▶ **TASK INPUT**
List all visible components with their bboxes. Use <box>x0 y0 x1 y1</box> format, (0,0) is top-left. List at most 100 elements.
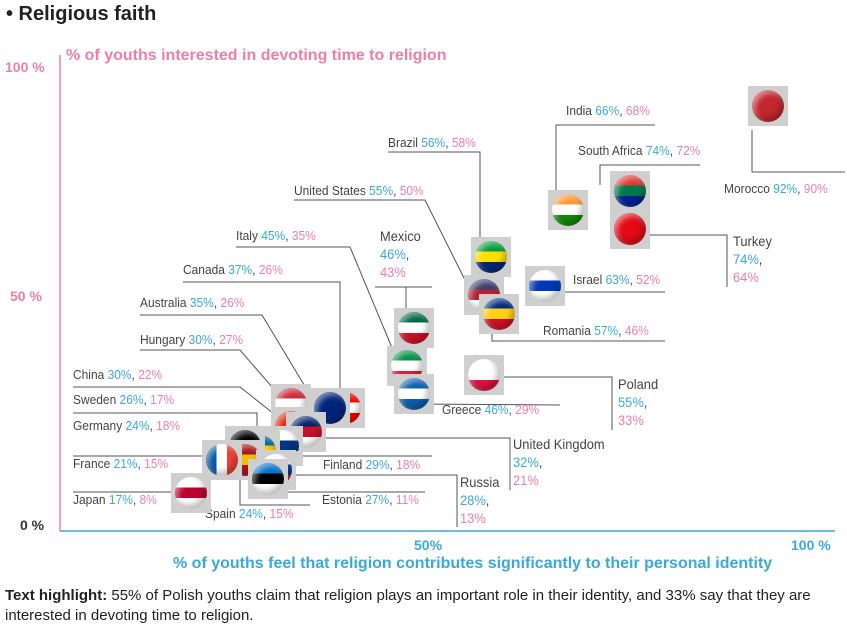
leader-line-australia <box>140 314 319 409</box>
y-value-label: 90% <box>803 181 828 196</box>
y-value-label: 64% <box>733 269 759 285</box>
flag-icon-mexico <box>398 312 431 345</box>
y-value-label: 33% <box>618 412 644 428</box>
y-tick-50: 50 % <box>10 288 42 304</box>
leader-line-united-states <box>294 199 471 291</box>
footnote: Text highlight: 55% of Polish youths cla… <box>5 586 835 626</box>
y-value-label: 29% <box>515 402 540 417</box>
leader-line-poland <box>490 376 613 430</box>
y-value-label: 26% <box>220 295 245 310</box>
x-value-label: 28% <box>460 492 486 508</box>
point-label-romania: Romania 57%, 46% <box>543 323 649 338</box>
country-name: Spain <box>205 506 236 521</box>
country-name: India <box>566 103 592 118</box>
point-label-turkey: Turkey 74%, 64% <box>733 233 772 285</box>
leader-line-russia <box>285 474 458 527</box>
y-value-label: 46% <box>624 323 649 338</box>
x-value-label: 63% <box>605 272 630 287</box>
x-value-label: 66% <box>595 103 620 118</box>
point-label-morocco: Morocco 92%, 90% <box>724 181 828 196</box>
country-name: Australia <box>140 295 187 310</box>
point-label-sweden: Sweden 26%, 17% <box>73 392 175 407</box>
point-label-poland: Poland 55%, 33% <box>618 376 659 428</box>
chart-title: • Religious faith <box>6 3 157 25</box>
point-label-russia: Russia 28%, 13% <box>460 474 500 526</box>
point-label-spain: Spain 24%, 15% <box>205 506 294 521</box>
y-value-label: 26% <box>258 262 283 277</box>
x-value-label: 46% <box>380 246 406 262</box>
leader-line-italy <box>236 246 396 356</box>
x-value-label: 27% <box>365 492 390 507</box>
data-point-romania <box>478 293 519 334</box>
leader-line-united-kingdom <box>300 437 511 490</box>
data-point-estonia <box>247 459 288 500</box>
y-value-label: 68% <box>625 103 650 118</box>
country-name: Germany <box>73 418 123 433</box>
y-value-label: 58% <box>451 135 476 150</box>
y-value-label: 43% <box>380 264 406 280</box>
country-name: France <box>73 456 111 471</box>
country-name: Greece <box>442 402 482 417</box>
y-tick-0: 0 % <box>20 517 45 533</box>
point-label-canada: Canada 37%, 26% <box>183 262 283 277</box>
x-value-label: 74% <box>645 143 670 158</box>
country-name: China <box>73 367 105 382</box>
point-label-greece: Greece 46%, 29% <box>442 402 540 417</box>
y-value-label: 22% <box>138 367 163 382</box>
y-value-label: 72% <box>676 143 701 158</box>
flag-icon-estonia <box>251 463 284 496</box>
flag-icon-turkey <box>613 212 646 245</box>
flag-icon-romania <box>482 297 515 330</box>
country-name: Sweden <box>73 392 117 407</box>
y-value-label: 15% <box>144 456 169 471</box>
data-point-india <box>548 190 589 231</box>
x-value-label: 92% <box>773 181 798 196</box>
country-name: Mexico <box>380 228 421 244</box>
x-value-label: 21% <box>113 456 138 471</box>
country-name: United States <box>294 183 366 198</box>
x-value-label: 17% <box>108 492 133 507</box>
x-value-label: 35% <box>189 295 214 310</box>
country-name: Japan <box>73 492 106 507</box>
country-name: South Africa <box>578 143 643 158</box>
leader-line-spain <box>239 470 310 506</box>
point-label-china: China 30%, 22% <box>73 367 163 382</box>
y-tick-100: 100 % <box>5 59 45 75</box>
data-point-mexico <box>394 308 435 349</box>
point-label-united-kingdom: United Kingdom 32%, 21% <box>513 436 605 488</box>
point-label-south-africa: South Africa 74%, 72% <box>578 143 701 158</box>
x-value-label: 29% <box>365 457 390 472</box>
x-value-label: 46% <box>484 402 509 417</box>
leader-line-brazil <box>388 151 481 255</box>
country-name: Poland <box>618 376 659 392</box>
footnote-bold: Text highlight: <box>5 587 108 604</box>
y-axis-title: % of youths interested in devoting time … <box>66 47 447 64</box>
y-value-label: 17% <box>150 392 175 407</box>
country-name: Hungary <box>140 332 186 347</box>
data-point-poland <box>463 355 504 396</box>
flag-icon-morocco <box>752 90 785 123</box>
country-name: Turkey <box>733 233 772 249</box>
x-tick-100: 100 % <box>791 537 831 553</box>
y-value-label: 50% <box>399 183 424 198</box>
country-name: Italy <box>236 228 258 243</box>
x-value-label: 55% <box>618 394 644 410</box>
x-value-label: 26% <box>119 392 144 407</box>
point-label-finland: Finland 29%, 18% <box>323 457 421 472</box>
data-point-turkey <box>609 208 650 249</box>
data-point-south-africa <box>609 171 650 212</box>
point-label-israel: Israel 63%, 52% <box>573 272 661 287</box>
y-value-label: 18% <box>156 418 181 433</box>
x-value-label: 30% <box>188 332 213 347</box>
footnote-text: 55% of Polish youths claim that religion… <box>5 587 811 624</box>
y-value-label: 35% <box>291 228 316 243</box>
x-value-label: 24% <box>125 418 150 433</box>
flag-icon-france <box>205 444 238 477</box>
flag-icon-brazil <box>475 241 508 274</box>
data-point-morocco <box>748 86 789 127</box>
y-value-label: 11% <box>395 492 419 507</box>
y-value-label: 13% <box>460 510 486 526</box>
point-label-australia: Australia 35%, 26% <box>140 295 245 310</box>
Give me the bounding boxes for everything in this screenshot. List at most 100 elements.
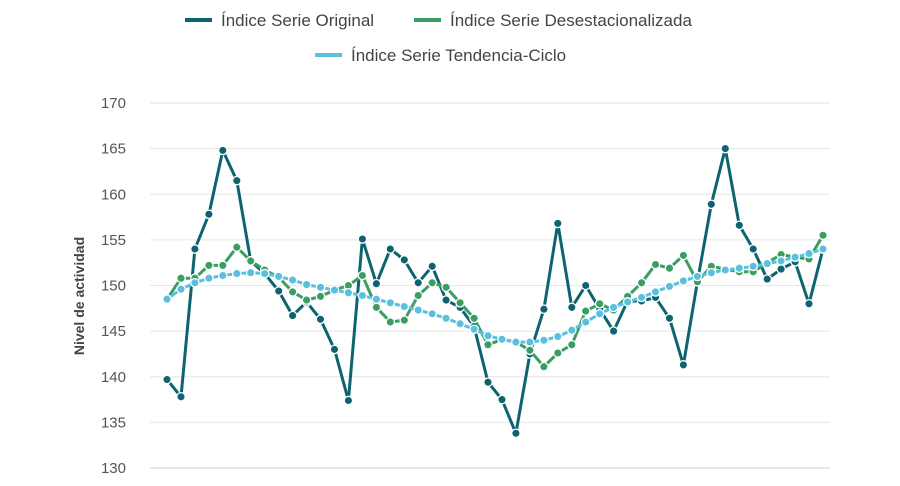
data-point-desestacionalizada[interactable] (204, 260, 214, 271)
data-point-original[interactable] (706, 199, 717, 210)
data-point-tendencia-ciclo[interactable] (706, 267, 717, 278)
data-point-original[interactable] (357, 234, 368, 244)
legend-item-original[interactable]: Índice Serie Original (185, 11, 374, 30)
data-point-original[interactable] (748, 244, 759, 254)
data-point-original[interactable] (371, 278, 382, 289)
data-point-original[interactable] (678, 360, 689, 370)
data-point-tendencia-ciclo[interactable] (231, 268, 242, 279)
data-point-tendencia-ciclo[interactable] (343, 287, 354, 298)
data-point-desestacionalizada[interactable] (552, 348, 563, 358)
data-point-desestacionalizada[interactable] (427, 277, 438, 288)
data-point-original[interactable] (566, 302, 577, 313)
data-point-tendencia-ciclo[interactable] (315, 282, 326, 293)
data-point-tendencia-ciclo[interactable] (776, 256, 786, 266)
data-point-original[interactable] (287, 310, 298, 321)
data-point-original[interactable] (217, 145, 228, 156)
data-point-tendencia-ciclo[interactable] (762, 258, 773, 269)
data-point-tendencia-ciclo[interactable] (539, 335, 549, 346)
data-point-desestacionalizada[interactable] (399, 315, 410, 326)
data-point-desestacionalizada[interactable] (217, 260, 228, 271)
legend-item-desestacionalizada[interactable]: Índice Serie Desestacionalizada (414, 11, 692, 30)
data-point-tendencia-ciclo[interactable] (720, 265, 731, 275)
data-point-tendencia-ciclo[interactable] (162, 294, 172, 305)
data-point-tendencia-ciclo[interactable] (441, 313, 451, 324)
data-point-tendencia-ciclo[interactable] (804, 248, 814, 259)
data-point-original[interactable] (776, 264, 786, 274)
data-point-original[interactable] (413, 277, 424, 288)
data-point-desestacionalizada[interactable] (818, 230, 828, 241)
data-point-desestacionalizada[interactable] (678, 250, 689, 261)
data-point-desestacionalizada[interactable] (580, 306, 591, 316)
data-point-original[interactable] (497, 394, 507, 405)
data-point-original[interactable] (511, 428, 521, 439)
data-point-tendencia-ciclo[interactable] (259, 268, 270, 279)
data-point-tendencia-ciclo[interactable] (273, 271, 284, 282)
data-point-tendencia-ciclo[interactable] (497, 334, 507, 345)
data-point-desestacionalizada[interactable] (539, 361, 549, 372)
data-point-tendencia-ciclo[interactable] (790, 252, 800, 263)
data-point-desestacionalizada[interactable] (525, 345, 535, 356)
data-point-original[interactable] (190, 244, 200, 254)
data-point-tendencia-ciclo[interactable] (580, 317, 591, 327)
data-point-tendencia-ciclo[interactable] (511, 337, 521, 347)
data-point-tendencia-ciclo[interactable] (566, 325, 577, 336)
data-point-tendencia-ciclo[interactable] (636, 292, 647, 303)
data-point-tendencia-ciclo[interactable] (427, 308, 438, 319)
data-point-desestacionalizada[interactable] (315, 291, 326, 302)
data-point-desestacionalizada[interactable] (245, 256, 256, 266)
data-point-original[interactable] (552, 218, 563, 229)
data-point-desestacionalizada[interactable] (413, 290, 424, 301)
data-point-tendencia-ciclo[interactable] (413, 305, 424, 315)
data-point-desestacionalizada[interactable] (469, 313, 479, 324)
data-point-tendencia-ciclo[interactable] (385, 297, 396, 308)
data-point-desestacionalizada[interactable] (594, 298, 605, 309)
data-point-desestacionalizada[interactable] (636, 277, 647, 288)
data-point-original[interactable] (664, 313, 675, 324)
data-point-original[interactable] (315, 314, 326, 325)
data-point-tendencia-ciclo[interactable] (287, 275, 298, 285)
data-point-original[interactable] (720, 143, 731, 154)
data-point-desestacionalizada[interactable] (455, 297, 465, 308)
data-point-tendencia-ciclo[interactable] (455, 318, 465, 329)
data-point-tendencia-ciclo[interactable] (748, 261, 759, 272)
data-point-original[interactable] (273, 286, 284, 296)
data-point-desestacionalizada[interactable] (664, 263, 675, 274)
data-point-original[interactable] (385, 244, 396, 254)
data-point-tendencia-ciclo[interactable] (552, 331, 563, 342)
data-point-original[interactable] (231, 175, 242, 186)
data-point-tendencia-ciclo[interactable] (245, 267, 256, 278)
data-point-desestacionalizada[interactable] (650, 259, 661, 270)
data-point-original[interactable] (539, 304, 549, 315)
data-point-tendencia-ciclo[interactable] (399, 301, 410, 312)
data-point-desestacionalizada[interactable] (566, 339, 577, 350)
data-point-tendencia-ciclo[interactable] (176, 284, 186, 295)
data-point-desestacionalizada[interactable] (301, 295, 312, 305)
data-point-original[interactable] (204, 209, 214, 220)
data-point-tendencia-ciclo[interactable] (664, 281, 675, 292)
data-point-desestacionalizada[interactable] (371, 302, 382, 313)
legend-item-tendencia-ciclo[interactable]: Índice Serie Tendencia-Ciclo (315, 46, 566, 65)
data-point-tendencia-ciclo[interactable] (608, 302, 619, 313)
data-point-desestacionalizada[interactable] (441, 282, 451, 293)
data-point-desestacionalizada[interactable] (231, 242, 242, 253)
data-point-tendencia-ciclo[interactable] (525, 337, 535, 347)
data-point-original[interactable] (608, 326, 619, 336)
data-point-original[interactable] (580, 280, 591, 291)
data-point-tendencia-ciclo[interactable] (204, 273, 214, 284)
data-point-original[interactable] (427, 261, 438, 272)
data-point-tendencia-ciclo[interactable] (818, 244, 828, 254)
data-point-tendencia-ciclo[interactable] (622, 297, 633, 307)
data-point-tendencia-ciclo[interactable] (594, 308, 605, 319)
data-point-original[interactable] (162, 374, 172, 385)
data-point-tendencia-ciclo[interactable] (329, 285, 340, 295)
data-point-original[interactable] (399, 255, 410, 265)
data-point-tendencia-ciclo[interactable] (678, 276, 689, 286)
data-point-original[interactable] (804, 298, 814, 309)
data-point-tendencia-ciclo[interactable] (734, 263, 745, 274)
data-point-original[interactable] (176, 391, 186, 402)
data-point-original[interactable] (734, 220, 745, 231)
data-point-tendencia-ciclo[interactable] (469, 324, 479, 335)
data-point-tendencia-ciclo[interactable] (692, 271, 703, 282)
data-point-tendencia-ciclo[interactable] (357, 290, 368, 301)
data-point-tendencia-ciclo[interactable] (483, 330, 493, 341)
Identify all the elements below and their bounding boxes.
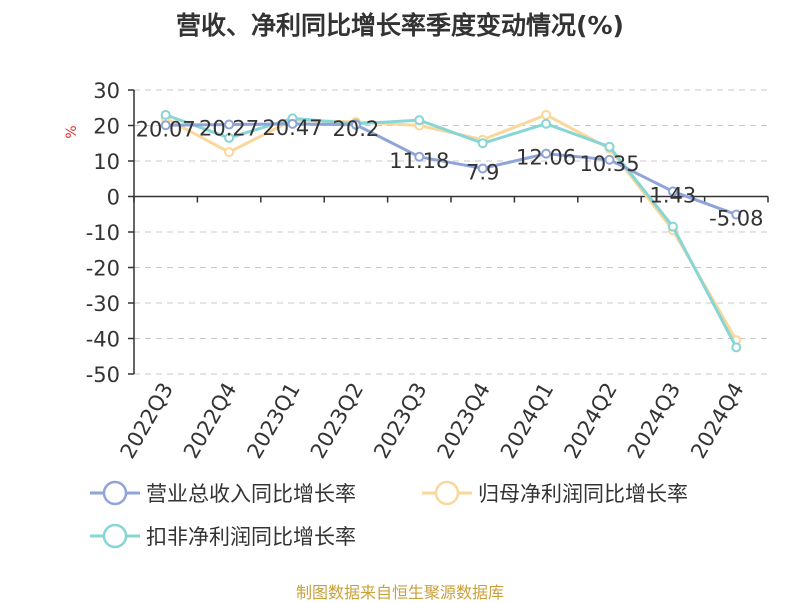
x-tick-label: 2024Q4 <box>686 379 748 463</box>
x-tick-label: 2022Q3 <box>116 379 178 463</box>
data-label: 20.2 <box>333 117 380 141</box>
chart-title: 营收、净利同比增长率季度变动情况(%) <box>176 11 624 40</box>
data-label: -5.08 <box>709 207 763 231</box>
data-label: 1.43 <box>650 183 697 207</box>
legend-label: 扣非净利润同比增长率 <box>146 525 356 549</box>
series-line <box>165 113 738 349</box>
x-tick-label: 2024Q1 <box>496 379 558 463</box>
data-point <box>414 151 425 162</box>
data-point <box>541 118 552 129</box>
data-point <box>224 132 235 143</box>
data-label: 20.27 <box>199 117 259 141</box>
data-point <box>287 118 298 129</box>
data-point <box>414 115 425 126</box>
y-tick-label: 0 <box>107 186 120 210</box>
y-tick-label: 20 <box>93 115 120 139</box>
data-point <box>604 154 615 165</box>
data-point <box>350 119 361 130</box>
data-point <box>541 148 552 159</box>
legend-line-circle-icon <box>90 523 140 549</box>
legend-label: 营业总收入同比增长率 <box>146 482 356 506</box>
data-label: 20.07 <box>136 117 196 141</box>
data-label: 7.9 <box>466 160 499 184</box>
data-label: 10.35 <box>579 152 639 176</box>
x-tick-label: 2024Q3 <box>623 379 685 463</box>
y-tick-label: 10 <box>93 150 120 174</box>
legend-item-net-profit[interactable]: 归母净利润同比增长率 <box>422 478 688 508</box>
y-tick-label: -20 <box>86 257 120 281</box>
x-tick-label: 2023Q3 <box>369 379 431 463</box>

▶ **AIM OF THE EXERCISE**
Turn the lines from the one containing "leader-line-australia <box>140 314" through the one containing "y-value-label: 58% <box>451 135 476 150</box>", both included, into a numbered list, leaving out any blank lines.

▶ **FINAL RESULT**
1. leader-line-australia <box>140 314 319 409</box>
2. y-value-label: 90% <box>803 181 828 196</box>
3. y-value-label: 64% <box>733 269 759 285</box>
4. flag-icon-mexico <box>398 312 431 345</box>
5. y-value-label: 33% <box>618 412 644 428</box>
6. y-tick-50: 50 % <box>10 288 42 304</box>
7. leader-line-united-states <box>294 199 471 291</box>
8. footnote: Text highlight: 55% of Polish youths cla… <box>5 586 835 626</box>
9. y-value-label: 29% <box>515 402 540 417</box>
10. leader-line-poland <box>490 376 613 430</box>
11. y-value-label: 26% <box>220 295 245 310</box>
12. x-value-label: 28% <box>460 492 486 508</box>
13. point-label-romania: Romania 57%, 46% <box>543 323 649 338</box>
14. country-name: Spain <box>205 506 236 521</box>
15. country-name: India <box>566 103 592 118</box>
16. point-label-turkey: Turkey 74%, 64% <box>733 233 772 285</box>
17. leader-line-russia <box>285 474 458 527</box>
18. y-value-label: 46% <box>624 323 649 338</box>
19. x-value-label: 63% <box>605 272 630 287</box>
20. x-value-label: 66% <box>595 103 620 118</box>
21. point-label-morocco: Morocco 92%, 90% <box>724 181 828 196</box>
22. country-name: Australia <box>140 295 187 310</box>
23. point-label-sweden: Sweden 26%, 17% <box>73 392 175 407</box>
24. point-label-poland: Poland 55%, 33% <box>618 376 659 428</box>
25. chart-title: • Religious faith <box>6 3 157 25</box>
26. point-label-russia: Russia 28%, 13% <box>460 474 500 526</box>
27. point-label-spain: Spain 24%, 15% <box>205 506 294 521</box>
28. y-value-label: 26% <box>258 262 283 277</box>
29. x-value-label: 46% <box>380 246 406 262</box>
30. leader-line-italy <box>236 246 396 356</box>
31. x-value-label: 27% <box>365 492 390 507</box>
32. data-point-romania <box>478 293 519 334</box>
33. leader-line-united-kingdom <box>300 437 511 490</box>
34. data-point-estonia <box>247 459 288 500</box>
35. y-value-label: 68% <box>625 103 650 118</box>
36. country-name: Germany <box>73 418 123 433</box>
37. y-value-label: 58% <box>451 135 476 150</box>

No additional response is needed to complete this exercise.